## Begin
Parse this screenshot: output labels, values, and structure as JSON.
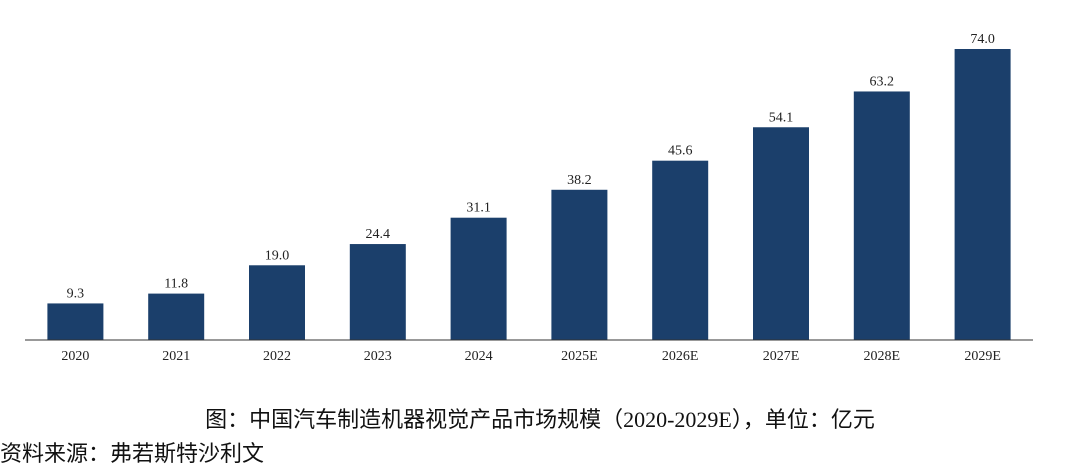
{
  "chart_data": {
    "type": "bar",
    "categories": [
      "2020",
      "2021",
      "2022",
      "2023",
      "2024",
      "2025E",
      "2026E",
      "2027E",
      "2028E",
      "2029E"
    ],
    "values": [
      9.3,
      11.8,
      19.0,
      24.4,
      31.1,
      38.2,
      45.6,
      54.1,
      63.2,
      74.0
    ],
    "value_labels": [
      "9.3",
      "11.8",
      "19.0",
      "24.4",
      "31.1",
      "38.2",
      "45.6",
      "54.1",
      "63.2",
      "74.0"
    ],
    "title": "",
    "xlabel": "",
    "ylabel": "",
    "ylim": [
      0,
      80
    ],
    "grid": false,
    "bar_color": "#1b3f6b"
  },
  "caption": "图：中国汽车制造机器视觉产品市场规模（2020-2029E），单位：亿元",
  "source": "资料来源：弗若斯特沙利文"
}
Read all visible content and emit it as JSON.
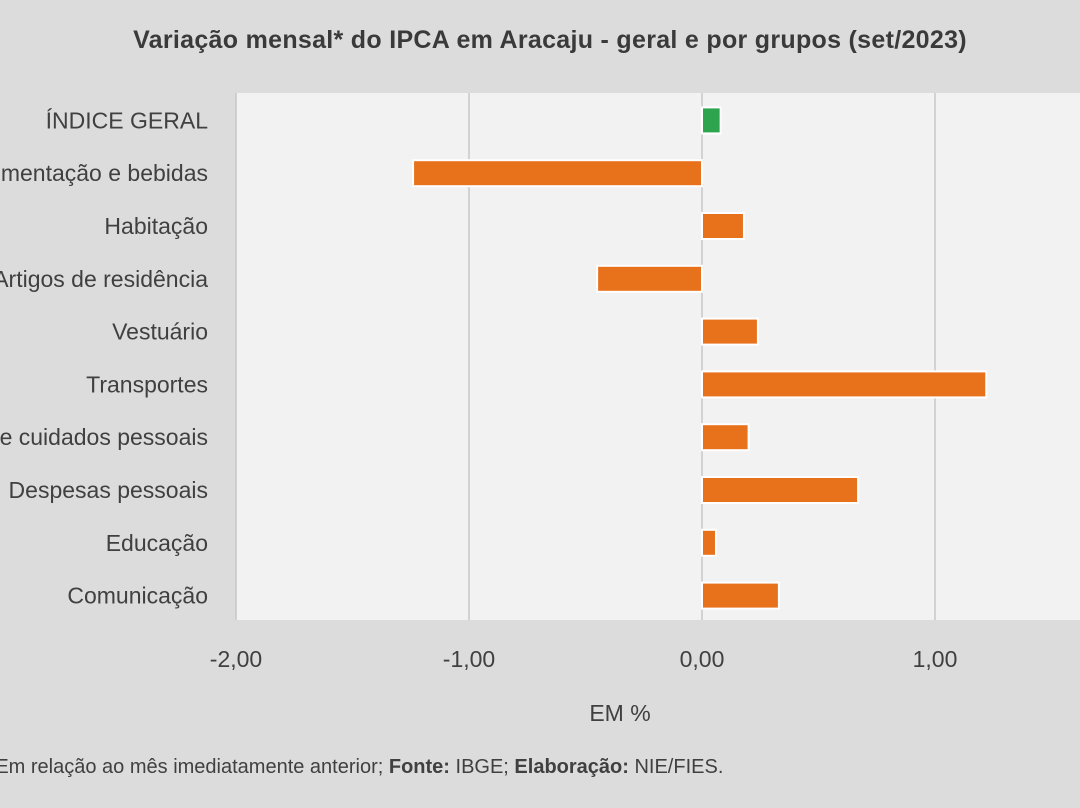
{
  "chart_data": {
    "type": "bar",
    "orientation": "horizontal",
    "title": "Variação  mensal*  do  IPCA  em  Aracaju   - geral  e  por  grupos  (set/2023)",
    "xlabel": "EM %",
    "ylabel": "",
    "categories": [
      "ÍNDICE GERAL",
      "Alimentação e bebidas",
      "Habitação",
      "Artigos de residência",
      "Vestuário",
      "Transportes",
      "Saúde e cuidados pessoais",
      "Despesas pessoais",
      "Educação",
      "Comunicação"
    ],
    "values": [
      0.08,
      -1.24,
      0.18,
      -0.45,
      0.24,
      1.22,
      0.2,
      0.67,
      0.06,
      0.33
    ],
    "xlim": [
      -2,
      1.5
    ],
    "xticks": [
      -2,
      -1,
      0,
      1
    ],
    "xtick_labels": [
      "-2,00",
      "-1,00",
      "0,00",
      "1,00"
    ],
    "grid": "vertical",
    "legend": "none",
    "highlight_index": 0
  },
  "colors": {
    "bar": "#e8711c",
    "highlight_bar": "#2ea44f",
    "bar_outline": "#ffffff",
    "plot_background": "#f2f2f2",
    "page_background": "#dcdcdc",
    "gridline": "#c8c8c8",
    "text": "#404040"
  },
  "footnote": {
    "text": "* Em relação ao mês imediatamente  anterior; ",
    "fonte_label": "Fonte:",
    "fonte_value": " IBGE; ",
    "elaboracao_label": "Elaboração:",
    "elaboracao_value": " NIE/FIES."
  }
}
## End
The task: Copy out each line word for word, please, skipping the images.

The response:
Parse this screenshot: output labels, values, and structure as JSON.
{
  "chart_data": {
    "type": "bar",
    "categories": [
      "2020",
      "2021",
      "2022",
      "2023",
      "2024",
      "2025E",
      "2026E",
      "2027E",
      "2028E",
      "2029E"
    ],
    "values": [
      9.3,
      11.8,
      19.0,
      24.4,
      31.1,
      38.2,
      45.6,
      54.1,
      63.2,
      74.0
    ],
    "value_labels": [
      "9.3",
      "11.8",
      "19.0",
      "24.4",
      "31.1",
      "38.2",
      "45.6",
      "54.1",
      "63.2",
      "74.0"
    ],
    "title": "",
    "xlabel": "",
    "ylabel": "",
    "ylim": [
      0,
      80
    ],
    "grid": false,
    "bar_color": "#1b3f6b"
  },
  "caption": "图：中国汽车制造机器视觉产品市场规模（2020-2029E），单位：亿元",
  "source": "资料来源：弗若斯特沙利文"
}
Read all visible content and emit it as JSON.
{
  "chart_data": {
    "type": "bar",
    "orientation": "horizontal",
    "title": "Variação  mensal*  do  IPCA  em  Aracaju   - geral  e  por  grupos  (set/2023)",
    "xlabel": "EM %",
    "ylabel": "",
    "categories": [
      "ÍNDICE GERAL",
      "Alimentação e bebidas",
      "Habitação",
      "Artigos de residência",
      "Vestuário",
      "Transportes",
      "Saúde e cuidados pessoais",
      "Despesas pessoais",
      "Educação",
      "Comunicação"
    ],
    "values": [
      0.08,
      -1.24,
      0.18,
      -0.45,
      0.24,
      1.22,
      0.2,
      0.67,
      0.06,
      0.33
    ],
    "xlim": [
      -2,
      1.5
    ],
    "xticks": [
      -2,
      -1,
      0,
      1
    ],
    "xtick_labels": [
      "-2,00",
      "-1,00",
      "0,00",
      "1,00"
    ],
    "grid": "vertical",
    "legend": "none",
    "highlight_index": 0
  },
  "colors": {
    "bar": "#e8711c",
    "highlight_bar": "#2ea44f",
    "bar_outline": "#ffffff",
    "plot_background": "#f2f2f2",
    "page_background": "#dcdcdc",
    "gridline": "#c8c8c8",
    "text": "#404040"
  },
  "footnote": {
    "text": "* Em relação ao mês imediatamente  anterior; ",
    "fonte_label": "Fonte:",
    "fonte_value": " IBGE; ",
    "elaboracao_label": "Elaboração:",
    "elaboracao_value": " NIE/FIES."
  }
}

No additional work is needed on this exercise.